>> Begin Extracted material
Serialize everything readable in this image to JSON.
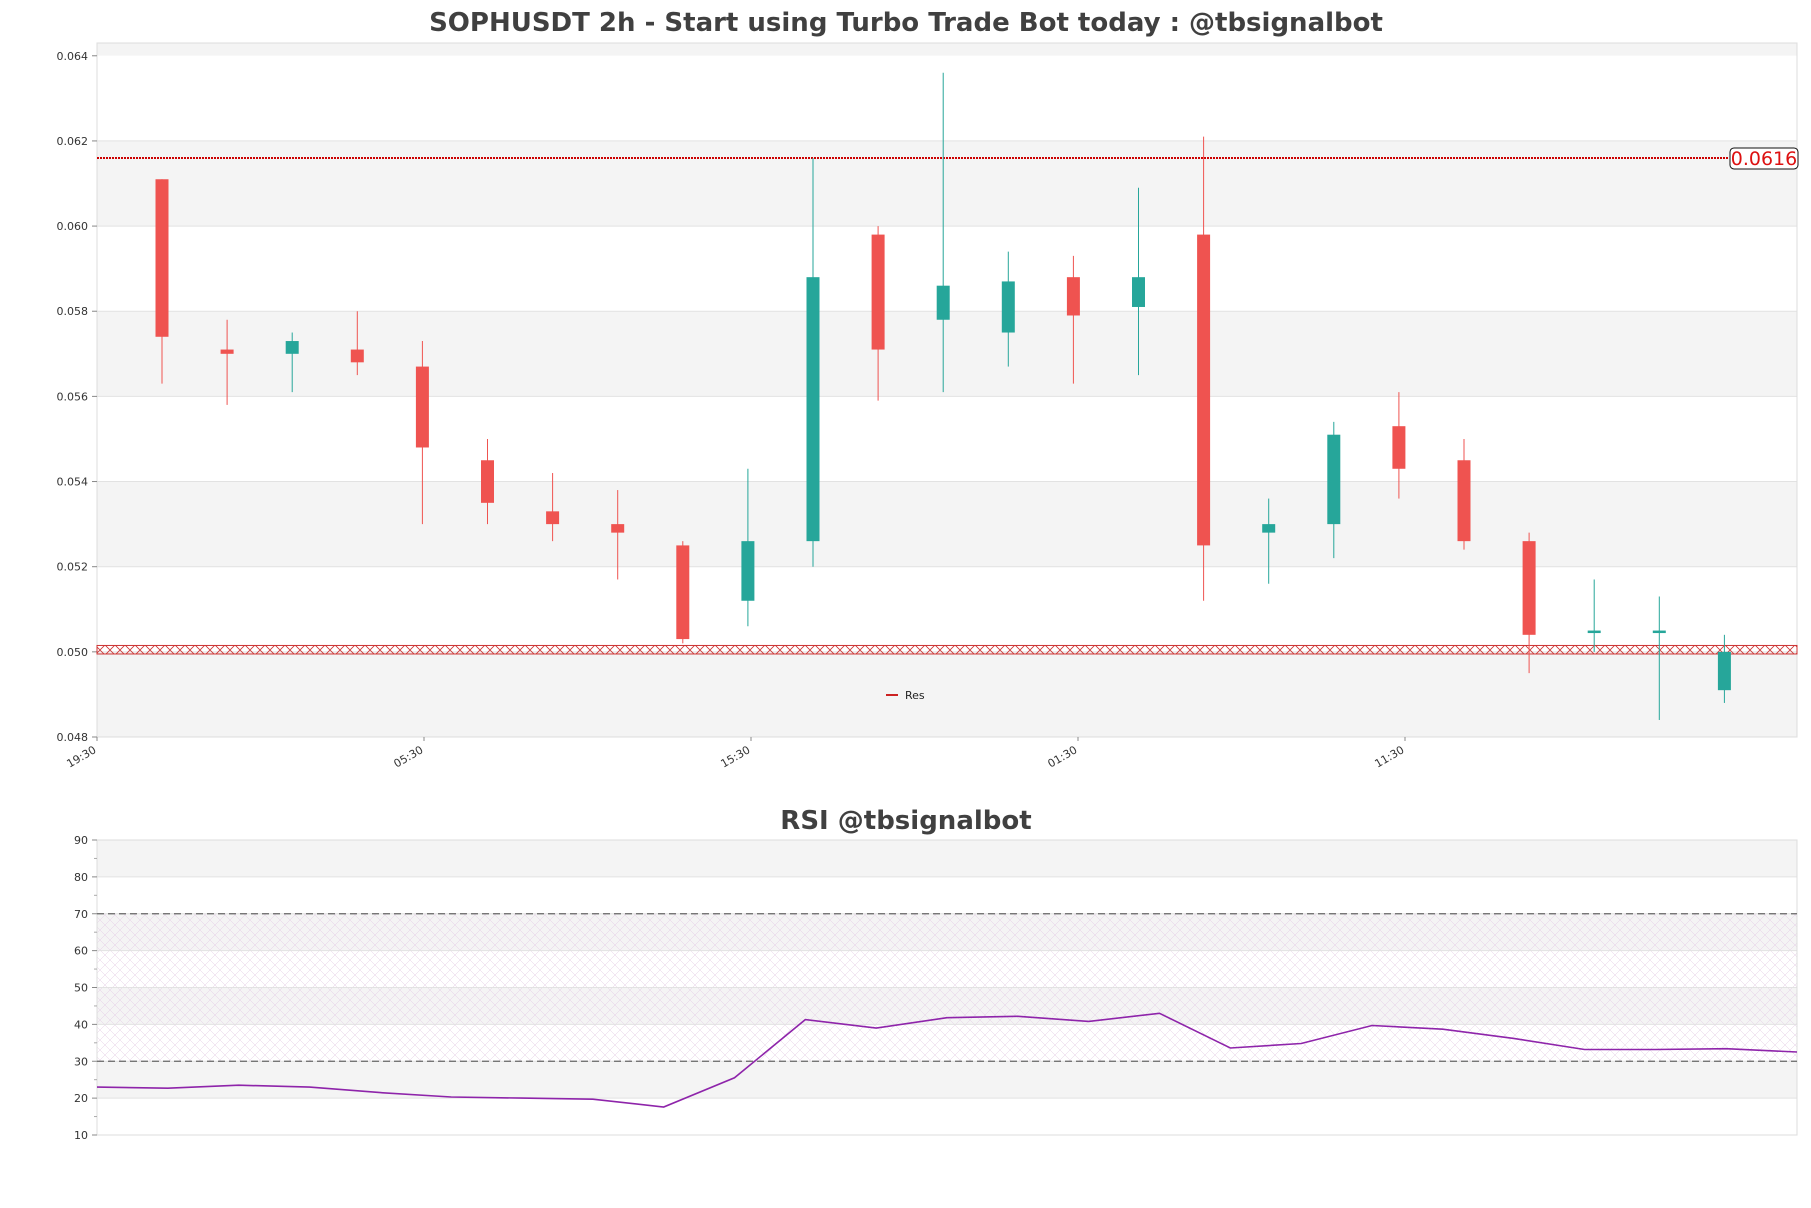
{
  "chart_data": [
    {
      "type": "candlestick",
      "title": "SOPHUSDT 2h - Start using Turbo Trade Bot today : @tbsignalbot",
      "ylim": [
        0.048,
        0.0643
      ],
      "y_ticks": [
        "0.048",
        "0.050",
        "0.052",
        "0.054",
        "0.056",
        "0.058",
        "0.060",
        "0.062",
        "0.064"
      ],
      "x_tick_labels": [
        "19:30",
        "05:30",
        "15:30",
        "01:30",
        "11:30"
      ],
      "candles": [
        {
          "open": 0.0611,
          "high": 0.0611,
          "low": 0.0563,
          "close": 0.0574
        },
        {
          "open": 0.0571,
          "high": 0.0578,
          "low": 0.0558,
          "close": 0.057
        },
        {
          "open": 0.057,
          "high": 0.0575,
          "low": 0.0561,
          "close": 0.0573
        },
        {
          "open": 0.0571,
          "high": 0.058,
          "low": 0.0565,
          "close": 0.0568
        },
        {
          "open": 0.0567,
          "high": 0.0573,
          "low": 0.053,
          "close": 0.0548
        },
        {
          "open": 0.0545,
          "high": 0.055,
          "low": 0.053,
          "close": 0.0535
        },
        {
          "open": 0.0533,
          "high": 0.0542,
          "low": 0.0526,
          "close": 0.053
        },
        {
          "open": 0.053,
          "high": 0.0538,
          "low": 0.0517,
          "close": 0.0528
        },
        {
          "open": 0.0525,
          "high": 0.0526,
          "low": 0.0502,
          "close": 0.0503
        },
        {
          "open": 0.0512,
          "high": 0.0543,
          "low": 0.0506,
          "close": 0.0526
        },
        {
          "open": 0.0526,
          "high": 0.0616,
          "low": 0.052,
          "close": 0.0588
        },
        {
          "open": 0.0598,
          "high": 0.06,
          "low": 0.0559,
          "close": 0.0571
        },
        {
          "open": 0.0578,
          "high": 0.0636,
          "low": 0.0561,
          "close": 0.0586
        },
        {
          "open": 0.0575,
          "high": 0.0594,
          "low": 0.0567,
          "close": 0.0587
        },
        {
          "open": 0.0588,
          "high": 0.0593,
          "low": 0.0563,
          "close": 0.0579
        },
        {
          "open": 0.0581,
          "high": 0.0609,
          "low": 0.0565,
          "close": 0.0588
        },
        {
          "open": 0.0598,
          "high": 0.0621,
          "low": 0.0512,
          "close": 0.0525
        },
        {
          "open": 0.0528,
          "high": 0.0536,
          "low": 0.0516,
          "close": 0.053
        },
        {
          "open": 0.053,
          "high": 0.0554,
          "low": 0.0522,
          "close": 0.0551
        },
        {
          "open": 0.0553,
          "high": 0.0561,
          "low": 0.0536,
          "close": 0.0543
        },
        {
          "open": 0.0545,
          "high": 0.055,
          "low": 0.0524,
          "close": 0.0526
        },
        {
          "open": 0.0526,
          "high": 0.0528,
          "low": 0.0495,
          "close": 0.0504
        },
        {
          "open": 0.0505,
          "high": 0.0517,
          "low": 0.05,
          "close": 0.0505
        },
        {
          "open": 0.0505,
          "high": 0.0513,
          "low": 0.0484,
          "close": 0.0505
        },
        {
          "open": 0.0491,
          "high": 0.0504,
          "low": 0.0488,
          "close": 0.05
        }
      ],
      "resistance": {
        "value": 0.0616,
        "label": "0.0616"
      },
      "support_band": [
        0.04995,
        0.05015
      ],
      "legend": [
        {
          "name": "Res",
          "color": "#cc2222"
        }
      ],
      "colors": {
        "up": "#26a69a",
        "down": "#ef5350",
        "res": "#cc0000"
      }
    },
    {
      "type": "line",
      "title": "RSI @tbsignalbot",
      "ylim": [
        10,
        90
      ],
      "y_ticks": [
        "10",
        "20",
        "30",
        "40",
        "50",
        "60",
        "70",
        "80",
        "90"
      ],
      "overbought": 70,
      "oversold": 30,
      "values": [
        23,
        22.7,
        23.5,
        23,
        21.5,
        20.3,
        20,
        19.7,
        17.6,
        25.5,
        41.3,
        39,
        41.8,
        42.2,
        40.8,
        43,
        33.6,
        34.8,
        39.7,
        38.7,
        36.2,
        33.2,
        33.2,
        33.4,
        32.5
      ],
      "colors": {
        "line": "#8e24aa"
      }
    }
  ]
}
>> End Extracted material
• What you will do
From the entries above, pull out each line that includes "title".

• Exercise result
      "title": "SOPHUSDT 2h - Start using Turbo Trade Bot today : @tbsignalbot",
      "title": "RSI @tbsignalbot",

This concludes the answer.